BEGIN MATERIALS PROVIDED

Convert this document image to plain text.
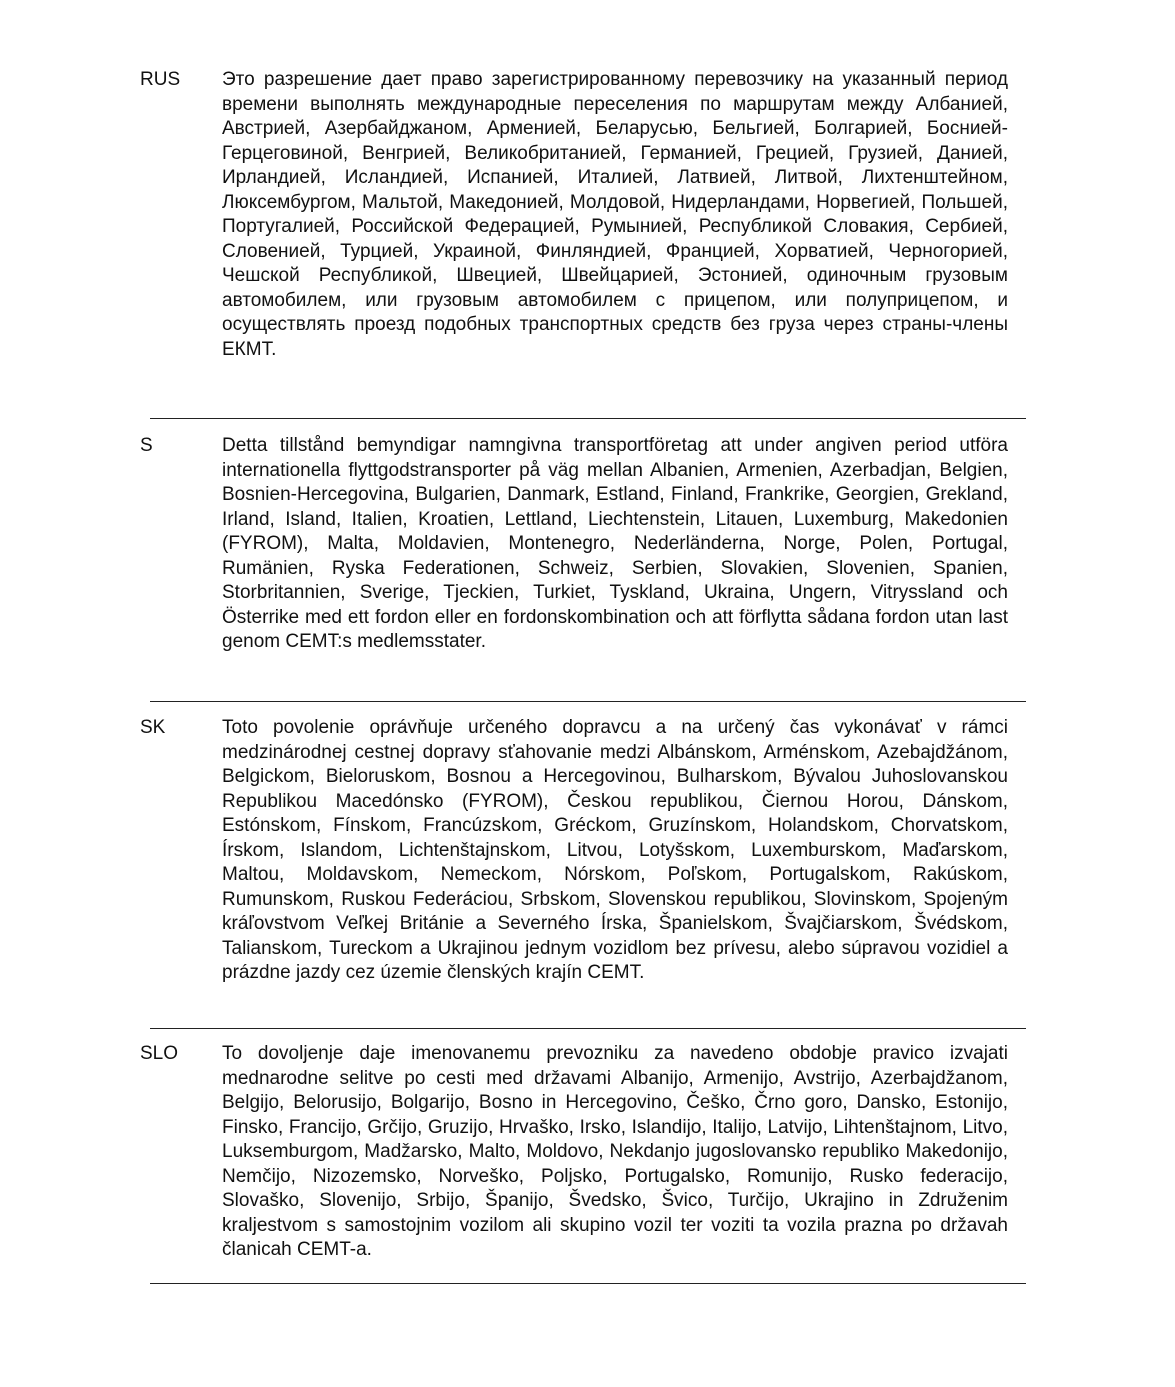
RUS	Это разрешение дает право зарегистрированному перевозчику на указанный период времени выполнять международные переселения по маршрутам между Албанией, Австрией, Азербайджаном, Арменией, Беларусью, Бельгией, Болгарией, Боснией-Герцеговиной, Венгрией, Великобританией, Германией, Грецией, Грузией, Данией, Ирландией, Исландией, Испанией, Италией, Латвией, Литвой, Лихтенштейном, Люксембургом, Мальтой, Македонией, Молдовой, Нидерландами, Норвегией, Польшей, Португалией, Российской Федерацией, Румынией, Республикой Словакия, Сербией, Словенией, Турцией, Украиной, Финляндией, Францией, Хорватией, Черногорией, Чешской Республикой, Швецией, Швейцарией, Эстонией, одиночным грузовым автомобилем, или грузовым автомобилем с прицепом, или полуприцепом, и осуществлять проезд подобных транспортных средств без груза через страны-члены ЕКМТ.
S	Detta tillstånd bemyndigar namngivna transportföretag att under angiven period utföra internationella flyttgodstransporter på väg mellan Albanien, Armenien, Azerbadjan, Belgien, Bosnien-Hercegovina, Bulgarien, Danmark, Estland, Finland, Frankrike, Georgien, Grekland, Irland, Island, Italien, Kroatien, Lettland, Liechtenstein, Litauen, Luxemburg, Makedonien (FYROM), Malta, Moldavien, Montenegro, Nederländerna, Norge, Polen, Portugal, Rumänien, Ryska Federationen, Schweiz, Serbien, Slovakien, Slovenien, Spanien, Storbritannien, Sverige, Tjeckien, Turkiet, Tyskland, Ukraina, Ungern, Vitryssland och Österrike med ett fordon eller en fordonskombination och att förflytta sådana fordon utan last genom CEMT:s medlemsstater.
SK	Toto povolenie oprávňuje určeného dopravcu a na určený čas vykonávať v rámci medzinárodnej cestnej dopravy sťahovanie medzi Albánskom, Arménskom, Azebajdžánom, Belgickom, Bieloruskom, Bosnou a Hercegovinou, Bulharskom, Bývalou Juhoslovanskou Republikou Macedónsko (FYROM), Českou republikou, Čiernou Horou, Dánskom, Estónskom, Fínskom, Francúzskom, Gréckom, Gruzínskom, Holandskom, Chorvatskom, Írskom, Islandom, Lichtenštajnskom, Litvou, Lotyšskom, Luxemburskom, Maďarskom, Maltou, Moldavskom, Nemeckom, Nórskom, Poľskom, Portugalskom, Rakúskom, Rumunskom, Ruskou Federáciou, Srbskom, Slovenskou republikou, Slovinskom, Spojeným kráľovstvom Veľkej Británie a Severného Írska, Španielskom, Švajčiarskom, Švédskom, Talianskom, Tureckom a Ukrajinou jednym vozidlom bez prívesu, alebo súpravou vozidiel a prázdne jazdy cez územie členských krajín CEMT.
SLO	To dovoljenje daje imenovanemu prevozniku za navedeno obdobje pravico izvajati mednarodne selitve po cesti med državami Albanijo, Armenijo, Avstrijo, Azerbajdžanom, Belgijo, Belorusijo, Bolgarijo, Bosno in Hercegovino, Češko, Črno goro, Dansko, Estonijo, Finsko, Francijo, Grčijo, Gruzijo, Hrvaško, Irsko, Islandijo, Italijo, Latvijo, Lihtenštajnom, Litvo, Luksemburgom, Madžarsko, Malto, Moldovo, Nekdanjo jugoslovansko republiko Makedonijo, Nemčijo, Nizozemsko, Norveško, Poljsko, Portugalsko, Romunijo, Rusko federacijo, Slovaško, Slovenijo, Srbijo, Španijo, Švedsko, Švico, Turčijo, Ukrajino in Združenim kraljestvom s samostojnim vozilom ali skupino vozil ter voziti ta vozila prazna po državah članicah CEMT-a.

END MATERIALS PROVIDED

[TASK DETAILS]
Repeat each entry exactly. Pictures do not belong in the copy.

[TASK SOLUTION]
Convert this document image to plain text.
RUS	Это разрешение дает право зарегистрированному перевозчику на указанный период времени выполнять международные переселения по маршрутам между Албанией, Австрией, Азербайджаном, Арменией, Беларусью, Бельгией, Болгарией, Боснией-Герцеговиной, Венгрией, Великобританией, Германией, Грецией, Грузией, Данией, Ирландией, Исландией, Испанией, Италией, Латвией, Литвой, Лихтенштейном, Люксембургом, Мальтой, Македонией, Молдовой, Нидерландами, Норвегией, Польшей, Португалией, Российской Федерацией, Румынией, Республикой Словакия, Сербией, Словенией, Турцией, Украиной, Финляндией, Францией, Хорватией, Черногорией, Чешской Республикой, Швецией, Швейцарией, Эстонией, одиночным грузовым автомобилем, или грузовым автомобилем с прицепом, или полуприцепом, и осуществлять проезд подобных транспортных средств без груза через страны-члены ЕКМТ.
S	Detta tillstånd bemyndigar namngivna transportföretag att under angiven period utföra internationella flyttgodstransporter på väg mellan Albanien, Armenien, Azerbadjan, Belgien, Bosnien-Hercegovina, Bulgarien, Danmark, Estland, Finland, Frankrike, Georgien, Grekland, Irland, Island, Italien, Kroatien, Lettland, Liechtenstein, Litauen, Luxemburg, Makedonien (FYROM), Malta, Moldavien, Montenegro, Nederländerna, Norge, Polen, Portugal, Rumänien, Ryska Federationen, Schweiz, Serbien, Slovakien, Slovenien, Spanien, Storbritannien, Sverige, Tjeckien, Turkiet, Tyskland, Ukraina, Ungern, Vitryssland och Österrike med ett fordon eller en fordonskombination och att förflytta sådana fordon utan last genom CEMT:s medlemsstater.
SK	Toto povolenie oprávňuje určeného dopravcu a na určený čas vykonávať v rámci medzinárodnej cestnej dopravy sťahovanie medzi Albánskom, Arménskom, Azebajdžánom, Belgickom, Bieloruskom, Bosnou a Hercegovinou, Bulharskom, Bývalou Juhoslovanskou Republikou Macedónsko (FYROM), Českou republikou, Čiernou Horou, Dánskom, Estónskom, Fínskom, Francúzskom, Gréckom, Gruzínskom, Holandskom, Chorvatskom, Írskom, Islandom, Lichtenštajnskom, Litvou, Lotyšskom, Luxemburskom, Maďarskom, Maltou, Moldavskom, Nemeckom, Nórskom, Poľskom, Portugalskom, Rakúskom, Rumunskom, Ruskou Federáciou, Srbskom, Slovenskou republikou, Slovinskom, Spojeným kráľovstvom Veľkej Británie a Severného Írska, Španielskom, Švajčiarskom, Švédskom, Talianskom, Tureckom a Ukrajinou jednym vozidlom bez prívesu, alebo súpravou vozidiel a prázdne jazdy cez územie členských krajín CEMT.
SLO	To dovoljenje daje imenovanemu prevozniku za navedeno obdobje pravico izvajati mednarodne selitve po cesti med državami Albanijo, Armenijo, Avstrijo, Azerbajdžanom, Belgijo, Belorusijo, Bolgarijo, Bosno in Hercegovino, Češko, Črno goro, Dansko, Estonijo, Finsko, Francijo, Grčijo, Gruzijo, Hrvaško, Irsko, Islandijo, Italijo, Latvijo, Lihtenštajnom, Litvo, Luksemburgom, Madžarsko, Malto, Moldovo, Nekdanjo jugoslovansko republiko Makedonijo, Nemčijo, Nizozemsko, Norveško, Poljsko, Portugalsko, Romunijo, Rusko federacijo, Slovaško, Slovenijo, Srbijo, Španijo, Švedsko, Švico, Turčijo, Ukrajino in Združenim kraljestvom s samostojnim vozilom ali skupino vozil ter voziti ta vozila prazna po državah članicah CEMT-a.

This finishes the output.